What to work on:
Search the data for the word "Opciones" and copy every line that contains it.

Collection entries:
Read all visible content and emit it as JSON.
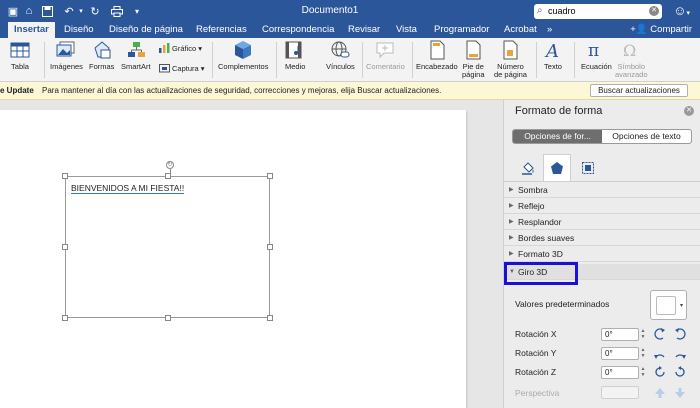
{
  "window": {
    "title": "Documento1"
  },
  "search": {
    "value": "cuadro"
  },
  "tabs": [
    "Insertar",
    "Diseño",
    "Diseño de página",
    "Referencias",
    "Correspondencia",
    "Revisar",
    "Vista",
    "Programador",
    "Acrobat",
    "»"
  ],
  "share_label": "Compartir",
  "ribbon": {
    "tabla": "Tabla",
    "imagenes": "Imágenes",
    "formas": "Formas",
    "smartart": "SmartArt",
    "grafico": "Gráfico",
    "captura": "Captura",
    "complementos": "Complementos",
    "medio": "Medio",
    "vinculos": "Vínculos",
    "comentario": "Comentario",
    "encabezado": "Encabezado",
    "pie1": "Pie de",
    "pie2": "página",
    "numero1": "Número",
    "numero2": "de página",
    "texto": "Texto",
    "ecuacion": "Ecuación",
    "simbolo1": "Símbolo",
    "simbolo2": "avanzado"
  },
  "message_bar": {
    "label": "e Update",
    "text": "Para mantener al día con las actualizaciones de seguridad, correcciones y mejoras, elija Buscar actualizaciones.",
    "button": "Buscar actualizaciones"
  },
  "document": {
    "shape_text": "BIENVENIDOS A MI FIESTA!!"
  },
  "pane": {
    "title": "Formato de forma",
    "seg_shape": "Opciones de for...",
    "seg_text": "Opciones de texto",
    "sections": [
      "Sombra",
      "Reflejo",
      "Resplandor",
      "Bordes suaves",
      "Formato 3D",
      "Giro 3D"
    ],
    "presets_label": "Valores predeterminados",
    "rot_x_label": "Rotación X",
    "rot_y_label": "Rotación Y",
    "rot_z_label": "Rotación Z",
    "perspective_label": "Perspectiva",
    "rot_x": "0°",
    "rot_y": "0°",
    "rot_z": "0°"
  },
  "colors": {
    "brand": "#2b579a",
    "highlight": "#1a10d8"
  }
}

---

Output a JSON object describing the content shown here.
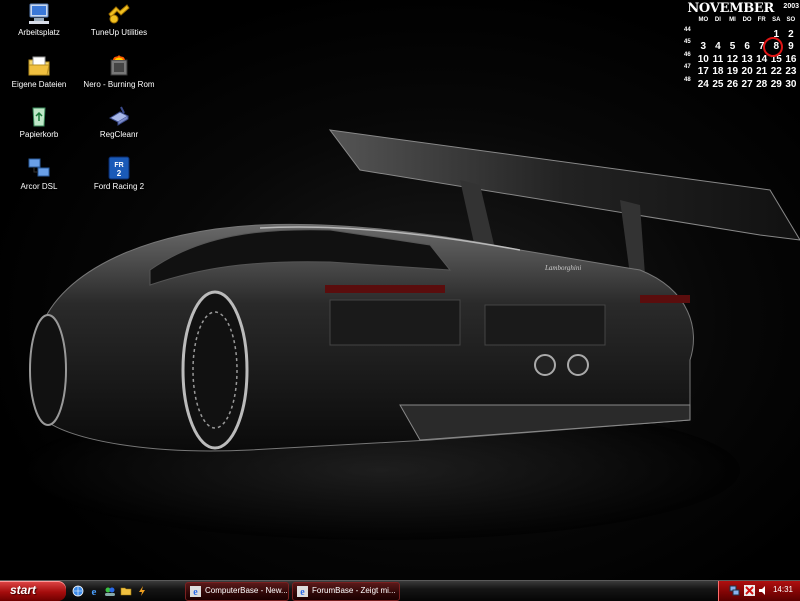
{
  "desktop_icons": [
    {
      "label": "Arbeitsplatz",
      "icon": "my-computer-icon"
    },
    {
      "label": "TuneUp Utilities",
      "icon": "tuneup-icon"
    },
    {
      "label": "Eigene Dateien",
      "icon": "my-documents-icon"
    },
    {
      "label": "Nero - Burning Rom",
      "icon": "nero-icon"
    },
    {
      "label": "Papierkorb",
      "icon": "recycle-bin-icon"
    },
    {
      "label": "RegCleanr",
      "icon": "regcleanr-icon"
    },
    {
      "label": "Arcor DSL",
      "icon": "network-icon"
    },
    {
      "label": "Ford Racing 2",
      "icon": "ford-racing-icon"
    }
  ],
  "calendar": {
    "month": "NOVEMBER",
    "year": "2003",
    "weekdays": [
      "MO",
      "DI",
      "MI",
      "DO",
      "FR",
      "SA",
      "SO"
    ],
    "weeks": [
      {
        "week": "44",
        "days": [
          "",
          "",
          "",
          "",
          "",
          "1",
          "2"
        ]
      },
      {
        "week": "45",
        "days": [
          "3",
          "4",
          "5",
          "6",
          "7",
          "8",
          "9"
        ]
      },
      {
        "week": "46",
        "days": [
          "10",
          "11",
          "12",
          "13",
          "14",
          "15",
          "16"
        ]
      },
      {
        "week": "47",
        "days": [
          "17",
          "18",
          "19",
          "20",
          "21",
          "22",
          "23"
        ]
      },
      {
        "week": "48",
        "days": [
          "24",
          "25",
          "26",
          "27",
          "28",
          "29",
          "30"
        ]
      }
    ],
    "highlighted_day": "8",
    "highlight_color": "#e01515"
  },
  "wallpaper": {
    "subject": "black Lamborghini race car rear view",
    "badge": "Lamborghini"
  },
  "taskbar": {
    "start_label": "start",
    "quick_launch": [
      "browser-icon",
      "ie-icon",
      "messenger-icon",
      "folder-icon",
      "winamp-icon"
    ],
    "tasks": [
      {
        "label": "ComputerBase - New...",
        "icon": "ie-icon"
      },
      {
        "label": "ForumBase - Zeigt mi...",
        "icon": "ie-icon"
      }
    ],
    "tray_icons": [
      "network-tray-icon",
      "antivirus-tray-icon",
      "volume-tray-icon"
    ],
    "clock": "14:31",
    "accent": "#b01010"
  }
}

Result for this task:
    "seg_shape": "Opciones de for...",
    "seg_text": "Opciones de texto",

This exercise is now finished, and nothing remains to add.